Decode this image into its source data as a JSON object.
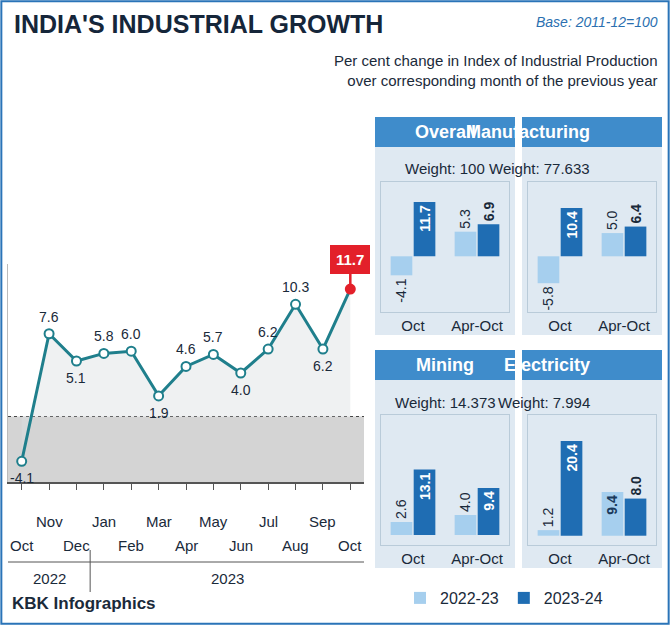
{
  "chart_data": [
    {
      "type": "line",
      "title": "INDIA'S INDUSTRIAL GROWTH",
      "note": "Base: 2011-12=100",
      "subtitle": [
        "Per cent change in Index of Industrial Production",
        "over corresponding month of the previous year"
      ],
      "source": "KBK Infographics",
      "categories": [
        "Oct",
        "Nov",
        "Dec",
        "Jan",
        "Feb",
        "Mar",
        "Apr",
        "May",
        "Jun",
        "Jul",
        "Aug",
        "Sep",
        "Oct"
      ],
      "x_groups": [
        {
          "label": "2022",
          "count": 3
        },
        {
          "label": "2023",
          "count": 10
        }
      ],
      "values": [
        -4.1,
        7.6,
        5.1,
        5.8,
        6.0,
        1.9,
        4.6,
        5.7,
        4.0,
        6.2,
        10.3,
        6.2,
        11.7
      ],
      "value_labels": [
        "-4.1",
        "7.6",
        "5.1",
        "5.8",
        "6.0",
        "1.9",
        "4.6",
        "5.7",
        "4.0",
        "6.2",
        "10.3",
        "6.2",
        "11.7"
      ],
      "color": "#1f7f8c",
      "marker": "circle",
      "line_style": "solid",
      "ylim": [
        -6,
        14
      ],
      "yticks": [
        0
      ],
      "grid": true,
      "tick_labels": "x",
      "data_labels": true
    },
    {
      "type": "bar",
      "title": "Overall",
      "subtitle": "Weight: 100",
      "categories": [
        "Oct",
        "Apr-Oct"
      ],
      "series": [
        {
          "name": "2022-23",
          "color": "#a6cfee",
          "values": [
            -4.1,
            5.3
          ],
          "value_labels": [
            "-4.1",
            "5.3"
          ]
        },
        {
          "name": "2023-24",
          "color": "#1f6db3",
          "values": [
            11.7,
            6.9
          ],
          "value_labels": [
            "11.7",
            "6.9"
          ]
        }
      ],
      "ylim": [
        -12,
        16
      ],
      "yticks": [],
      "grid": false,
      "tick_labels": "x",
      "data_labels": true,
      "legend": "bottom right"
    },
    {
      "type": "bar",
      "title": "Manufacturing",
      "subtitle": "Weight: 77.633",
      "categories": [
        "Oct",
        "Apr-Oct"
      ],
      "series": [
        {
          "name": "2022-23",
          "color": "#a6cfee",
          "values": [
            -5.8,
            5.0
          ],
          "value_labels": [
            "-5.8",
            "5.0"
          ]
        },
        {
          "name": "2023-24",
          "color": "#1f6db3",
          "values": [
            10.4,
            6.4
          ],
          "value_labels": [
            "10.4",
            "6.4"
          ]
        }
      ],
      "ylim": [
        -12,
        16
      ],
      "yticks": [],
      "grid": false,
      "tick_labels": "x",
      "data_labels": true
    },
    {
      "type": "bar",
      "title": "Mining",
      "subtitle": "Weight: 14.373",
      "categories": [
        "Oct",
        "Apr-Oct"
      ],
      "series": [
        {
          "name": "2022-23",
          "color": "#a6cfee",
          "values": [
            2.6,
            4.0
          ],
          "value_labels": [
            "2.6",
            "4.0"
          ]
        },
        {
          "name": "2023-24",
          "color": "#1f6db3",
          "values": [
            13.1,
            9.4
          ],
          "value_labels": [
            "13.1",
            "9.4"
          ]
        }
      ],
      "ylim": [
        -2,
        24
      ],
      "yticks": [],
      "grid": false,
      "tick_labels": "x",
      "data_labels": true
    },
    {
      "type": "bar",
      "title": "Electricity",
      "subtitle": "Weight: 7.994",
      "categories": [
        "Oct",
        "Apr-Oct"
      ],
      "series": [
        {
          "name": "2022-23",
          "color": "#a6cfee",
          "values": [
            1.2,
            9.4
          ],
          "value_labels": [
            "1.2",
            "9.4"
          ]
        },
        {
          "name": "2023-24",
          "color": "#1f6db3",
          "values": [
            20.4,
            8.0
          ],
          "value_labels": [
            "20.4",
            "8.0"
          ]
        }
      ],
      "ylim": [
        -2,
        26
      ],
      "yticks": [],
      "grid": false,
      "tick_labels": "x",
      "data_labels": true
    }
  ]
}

++++++++++

All of the records above must be copied exactly, except for the pictures.

Decode this image into its source data as a JSON object.
{
  "chart_data": [
    {
      "type": "line",
      "title": "INDIA'S INDUSTRIAL GROWTH",
      "note": "Base: 2011-12=100",
      "subtitle": [
        "Per cent change in Index of Industrial Production",
        "over corresponding month of the previous year"
      ],
      "source": "KBK Infographics",
      "categories": [
        "Oct",
        "Nov",
        "Dec",
        "Jan",
        "Feb",
        "Mar",
        "Apr",
        "May",
        "Jun",
        "Jul",
        "Aug",
        "Sep",
        "Oct"
      ],
      "x_groups": [
        {
          "label": "2022",
          "count": 3
        },
        {
          "label": "2023",
          "count": 10
        }
      ],
      "values": [
        -4.1,
        7.6,
        5.1,
        5.8,
        6.0,
        1.9,
        4.6,
        5.7,
        4.0,
        6.2,
        10.3,
        6.2,
        11.7
      ],
      "value_labels": [
        "-4.1",
        "7.6",
        "5.1",
        "5.8",
        "6.0",
        "1.9",
        "4.6",
        "5.7",
        "4.0",
        "6.2",
        "10.3",
        "6.2",
        "11.7"
      ],
      "color": "#1f7f8c",
      "marker": "circle",
      "line_style": "solid",
      "ylim": [
        -6,
        14
      ],
      "yticks": [
        0
      ],
      "grid": true,
      "tick_labels": "x",
      "data_labels": true
    },
    {
      "type": "bar",
      "title": "Overall",
      "subtitle": "Weight: 100",
      "categories": [
        "Oct",
        "Apr-Oct"
      ],
      "series": [
        {
          "name": "2022-23",
          "color": "#a6cfee",
          "values": [
            -4.1,
            5.3
          ],
          "value_labels": [
            "-4.1",
            "5.3"
          ]
        },
        {
          "name": "2023-24",
          "color": "#1f6db3",
          "values": [
            11.7,
            6.9
          ],
          "value_labels": [
            "11.7",
            "6.9"
          ]
        }
      ],
      "ylim": [
        -12,
        16
      ],
      "yticks": [],
      "grid": false,
      "tick_labels": "x",
      "data_labels": true,
      "legend": "bottom right"
    },
    {
      "type": "bar",
      "title": "Manufacturing",
      "subtitle": "Weight: 77.633",
      "categories": [
        "Oct",
        "Apr-Oct"
      ],
      "series": [
        {
          "name": "2022-23",
          "color": "#a6cfee",
          "values": [
            -5.8,
            5.0
          ],
          "value_labels": [
            "-5.8",
            "5.0"
          ]
        },
        {
          "name": "2023-24",
          "color": "#1f6db3",
          "values": [
            10.4,
            6.4
          ],
          "value_labels": [
            "10.4",
            "6.4"
          ]
        }
      ],
      "ylim": [
        -12,
        16
      ],
      "yticks": [],
      "grid": false,
      "tick_labels": "x",
      "data_labels": true
    },
    {
      "type": "bar",
      "title": "Mining",
      "subtitle": "Weight: 14.373",
      "categories": [
        "Oct",
        "Apr-Oct"
      ],
      "series": [
        {
          "name": "2022-23",
          "color": "#a6cfee",
          "values": [
            2.6,
            4.0
          ],
          "value_labels": [
            "2.6",
            "4.0"
          ]
        },
        {
          "name": "2023-24",
          "color": "#1f6db3",
          "values": [
            13.1,
            9.4
          ],
          "value_labels": [
            "13.1",
            "9.4"
          ]
        }
      ],
      "ylim": [
        -2,
        24
      ],
      "yticks": [],
      "grid": false,
      "tick_labels": "x",
      "data_labels": true
    },
    {
      "type": "bar",
      "title": "Electricity",
      "subtitle": "Weight: 7.994",
      "categories": [
        "Oct",
        "Apr-Oct"
      ],
      "series": [
        {
          "name": "2022-23",
          "color": "#a6cfee",
          "values": [
            1.2,
            9.4
          ],
          "value_labels": [
            "1.2",
            "9.4"
          ]
        },
        {
          "name": "2023-24",
          "color": "#1f6db3",
          "values": [
            20.4,
            8.0
          ],
          "value_labels": [
            "20.4",
            "8.0"
          ]
        }
      ],
      "ylim": [
        -2,
        26
      ],
      "yticks": [],
      "grid": false,
      "tick_labels": "x",
      "data_labels": true
    }
  ]
}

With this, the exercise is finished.